The request
Search the data below for "Longer"; list each line that holds it.
○ ○ ○
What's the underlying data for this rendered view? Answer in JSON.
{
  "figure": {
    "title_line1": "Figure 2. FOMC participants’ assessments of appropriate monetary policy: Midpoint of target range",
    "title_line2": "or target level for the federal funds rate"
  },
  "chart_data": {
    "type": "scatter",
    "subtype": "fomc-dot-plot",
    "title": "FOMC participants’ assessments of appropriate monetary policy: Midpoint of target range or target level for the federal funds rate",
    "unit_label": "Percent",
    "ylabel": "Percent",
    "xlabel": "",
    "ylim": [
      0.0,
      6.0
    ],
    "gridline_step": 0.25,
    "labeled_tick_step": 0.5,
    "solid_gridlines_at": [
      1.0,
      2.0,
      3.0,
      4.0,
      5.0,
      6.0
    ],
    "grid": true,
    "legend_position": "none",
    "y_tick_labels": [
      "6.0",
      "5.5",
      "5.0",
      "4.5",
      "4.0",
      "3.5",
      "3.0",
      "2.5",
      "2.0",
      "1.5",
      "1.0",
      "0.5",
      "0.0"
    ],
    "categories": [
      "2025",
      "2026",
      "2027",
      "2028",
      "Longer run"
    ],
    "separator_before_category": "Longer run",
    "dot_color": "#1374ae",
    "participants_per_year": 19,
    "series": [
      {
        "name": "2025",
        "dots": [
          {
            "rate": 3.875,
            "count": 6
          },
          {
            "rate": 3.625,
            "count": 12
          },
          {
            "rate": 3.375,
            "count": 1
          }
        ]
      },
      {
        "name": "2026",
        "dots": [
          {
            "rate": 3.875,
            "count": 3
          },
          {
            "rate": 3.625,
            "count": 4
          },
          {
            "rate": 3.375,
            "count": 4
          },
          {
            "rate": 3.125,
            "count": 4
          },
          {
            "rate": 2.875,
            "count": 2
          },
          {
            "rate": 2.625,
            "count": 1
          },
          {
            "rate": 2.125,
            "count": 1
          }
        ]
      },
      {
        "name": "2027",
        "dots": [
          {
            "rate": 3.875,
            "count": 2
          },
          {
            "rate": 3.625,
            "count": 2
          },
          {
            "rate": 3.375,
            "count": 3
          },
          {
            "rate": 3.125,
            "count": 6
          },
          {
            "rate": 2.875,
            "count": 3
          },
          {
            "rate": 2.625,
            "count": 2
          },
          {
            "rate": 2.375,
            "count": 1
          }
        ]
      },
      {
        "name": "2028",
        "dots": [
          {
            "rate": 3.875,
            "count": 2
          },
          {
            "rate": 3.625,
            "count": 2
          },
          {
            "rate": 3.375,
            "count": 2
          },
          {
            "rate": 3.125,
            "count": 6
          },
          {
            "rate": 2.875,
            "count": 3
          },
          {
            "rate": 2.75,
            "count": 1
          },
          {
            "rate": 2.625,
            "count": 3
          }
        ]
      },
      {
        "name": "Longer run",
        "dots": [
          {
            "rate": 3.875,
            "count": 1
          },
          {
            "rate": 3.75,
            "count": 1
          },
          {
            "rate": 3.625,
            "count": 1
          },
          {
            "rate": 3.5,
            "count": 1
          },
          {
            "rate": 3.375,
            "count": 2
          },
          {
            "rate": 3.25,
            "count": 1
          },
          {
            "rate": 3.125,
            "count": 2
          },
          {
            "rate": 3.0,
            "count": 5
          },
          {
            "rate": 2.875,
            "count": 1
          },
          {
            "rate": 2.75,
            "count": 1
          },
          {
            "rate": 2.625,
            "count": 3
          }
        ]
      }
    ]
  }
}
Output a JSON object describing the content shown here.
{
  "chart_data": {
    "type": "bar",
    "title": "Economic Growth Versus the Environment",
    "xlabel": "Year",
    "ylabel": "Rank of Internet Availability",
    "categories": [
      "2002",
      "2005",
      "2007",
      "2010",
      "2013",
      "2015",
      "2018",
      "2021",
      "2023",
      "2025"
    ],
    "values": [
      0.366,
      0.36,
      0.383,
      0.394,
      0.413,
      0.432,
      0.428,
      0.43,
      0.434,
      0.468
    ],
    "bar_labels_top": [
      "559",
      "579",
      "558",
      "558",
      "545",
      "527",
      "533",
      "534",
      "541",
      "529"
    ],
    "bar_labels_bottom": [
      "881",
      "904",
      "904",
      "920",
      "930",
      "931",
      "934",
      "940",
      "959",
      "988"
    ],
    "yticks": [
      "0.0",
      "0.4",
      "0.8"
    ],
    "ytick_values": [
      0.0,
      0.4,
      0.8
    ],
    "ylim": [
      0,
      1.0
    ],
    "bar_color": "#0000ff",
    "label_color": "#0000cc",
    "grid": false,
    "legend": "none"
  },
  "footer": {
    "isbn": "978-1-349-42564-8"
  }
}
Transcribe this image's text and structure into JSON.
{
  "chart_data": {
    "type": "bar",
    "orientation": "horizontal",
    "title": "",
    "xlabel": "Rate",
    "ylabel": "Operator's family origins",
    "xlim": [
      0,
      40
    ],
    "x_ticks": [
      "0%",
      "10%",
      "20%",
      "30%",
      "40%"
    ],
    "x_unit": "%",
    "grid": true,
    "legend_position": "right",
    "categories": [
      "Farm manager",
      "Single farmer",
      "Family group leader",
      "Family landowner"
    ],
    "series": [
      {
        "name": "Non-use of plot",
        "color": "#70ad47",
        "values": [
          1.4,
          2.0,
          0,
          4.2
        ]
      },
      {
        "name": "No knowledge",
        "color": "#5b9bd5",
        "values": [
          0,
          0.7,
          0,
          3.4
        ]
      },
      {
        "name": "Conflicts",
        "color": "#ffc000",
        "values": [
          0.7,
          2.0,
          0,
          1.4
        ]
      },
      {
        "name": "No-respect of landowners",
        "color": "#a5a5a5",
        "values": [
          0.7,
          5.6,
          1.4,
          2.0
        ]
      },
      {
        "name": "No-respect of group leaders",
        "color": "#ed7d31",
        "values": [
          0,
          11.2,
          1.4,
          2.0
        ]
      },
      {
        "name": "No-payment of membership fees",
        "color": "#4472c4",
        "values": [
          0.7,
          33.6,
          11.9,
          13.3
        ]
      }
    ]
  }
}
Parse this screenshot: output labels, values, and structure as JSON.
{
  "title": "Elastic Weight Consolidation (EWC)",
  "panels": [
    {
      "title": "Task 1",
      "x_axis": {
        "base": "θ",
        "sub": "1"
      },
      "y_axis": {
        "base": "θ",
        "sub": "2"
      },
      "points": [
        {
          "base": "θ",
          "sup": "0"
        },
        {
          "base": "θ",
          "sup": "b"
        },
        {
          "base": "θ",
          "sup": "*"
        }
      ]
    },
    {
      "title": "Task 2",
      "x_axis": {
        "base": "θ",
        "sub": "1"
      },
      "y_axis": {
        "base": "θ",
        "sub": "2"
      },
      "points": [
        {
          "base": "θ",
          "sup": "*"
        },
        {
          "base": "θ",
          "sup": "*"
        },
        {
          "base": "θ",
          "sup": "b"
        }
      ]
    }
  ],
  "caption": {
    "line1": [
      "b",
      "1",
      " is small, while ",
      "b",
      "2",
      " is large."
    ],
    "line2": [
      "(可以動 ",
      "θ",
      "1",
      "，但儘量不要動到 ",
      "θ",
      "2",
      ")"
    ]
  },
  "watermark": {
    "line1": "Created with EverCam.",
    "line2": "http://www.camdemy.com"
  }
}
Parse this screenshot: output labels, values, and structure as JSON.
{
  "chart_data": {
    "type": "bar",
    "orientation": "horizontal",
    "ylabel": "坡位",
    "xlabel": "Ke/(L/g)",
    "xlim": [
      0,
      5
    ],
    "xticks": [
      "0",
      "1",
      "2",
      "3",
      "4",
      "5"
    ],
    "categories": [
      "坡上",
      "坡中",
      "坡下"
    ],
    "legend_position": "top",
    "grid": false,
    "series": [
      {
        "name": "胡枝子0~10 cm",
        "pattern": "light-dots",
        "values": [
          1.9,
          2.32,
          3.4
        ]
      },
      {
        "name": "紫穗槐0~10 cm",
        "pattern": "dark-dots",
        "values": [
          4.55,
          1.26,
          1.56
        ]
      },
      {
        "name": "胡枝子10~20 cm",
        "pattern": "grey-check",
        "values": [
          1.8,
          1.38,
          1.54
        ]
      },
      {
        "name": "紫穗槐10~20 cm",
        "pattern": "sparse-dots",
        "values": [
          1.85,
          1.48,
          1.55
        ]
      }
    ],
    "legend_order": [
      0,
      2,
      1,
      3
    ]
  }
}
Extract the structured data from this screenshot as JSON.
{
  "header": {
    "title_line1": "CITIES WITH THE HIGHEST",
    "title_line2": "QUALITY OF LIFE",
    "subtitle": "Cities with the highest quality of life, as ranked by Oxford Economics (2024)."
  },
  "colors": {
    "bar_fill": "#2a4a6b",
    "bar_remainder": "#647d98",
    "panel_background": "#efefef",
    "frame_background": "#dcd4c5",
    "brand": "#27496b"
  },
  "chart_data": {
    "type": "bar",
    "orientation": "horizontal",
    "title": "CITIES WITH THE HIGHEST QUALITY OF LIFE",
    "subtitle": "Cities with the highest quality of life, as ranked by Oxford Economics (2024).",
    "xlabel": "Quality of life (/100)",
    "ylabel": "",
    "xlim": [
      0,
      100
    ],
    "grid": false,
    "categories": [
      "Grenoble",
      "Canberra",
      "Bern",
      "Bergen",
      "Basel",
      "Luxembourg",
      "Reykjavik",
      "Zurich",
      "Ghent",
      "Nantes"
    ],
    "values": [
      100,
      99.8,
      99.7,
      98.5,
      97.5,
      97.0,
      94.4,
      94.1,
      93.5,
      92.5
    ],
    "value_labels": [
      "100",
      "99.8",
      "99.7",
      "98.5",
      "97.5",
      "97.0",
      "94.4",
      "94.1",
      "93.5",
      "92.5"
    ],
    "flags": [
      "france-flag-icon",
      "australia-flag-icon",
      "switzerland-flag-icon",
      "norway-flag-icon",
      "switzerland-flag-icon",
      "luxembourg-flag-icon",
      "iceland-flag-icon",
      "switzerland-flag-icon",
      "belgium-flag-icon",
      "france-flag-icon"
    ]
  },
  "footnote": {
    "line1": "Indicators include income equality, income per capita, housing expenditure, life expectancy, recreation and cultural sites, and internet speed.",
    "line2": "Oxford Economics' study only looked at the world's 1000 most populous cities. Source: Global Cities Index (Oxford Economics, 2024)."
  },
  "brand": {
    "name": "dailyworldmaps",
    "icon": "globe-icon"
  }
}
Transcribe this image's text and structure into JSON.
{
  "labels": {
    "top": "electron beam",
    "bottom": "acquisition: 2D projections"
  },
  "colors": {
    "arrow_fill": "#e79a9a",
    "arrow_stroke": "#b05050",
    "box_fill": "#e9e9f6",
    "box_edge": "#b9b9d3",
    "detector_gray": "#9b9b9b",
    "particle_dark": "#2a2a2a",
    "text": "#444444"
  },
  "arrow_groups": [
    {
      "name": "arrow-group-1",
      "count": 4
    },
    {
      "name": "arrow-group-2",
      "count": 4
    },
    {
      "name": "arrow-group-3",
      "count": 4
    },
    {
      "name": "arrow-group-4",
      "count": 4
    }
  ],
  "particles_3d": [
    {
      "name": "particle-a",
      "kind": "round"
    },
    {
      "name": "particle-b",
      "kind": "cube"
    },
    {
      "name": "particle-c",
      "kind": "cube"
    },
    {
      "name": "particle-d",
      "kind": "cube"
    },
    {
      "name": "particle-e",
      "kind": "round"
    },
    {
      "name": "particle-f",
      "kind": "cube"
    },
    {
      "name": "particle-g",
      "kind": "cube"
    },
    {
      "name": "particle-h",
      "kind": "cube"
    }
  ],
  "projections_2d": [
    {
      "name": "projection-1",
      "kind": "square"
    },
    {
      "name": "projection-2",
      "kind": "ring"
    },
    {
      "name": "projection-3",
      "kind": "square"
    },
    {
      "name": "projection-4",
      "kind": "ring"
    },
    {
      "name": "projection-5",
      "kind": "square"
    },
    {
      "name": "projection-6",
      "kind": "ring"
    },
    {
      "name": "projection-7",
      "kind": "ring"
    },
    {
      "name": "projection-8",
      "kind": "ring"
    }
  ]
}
○ ○ ○
Answer to the problem
      "Longer run"
    "separator_before_category": "Longer run",
        "name": "Longer run",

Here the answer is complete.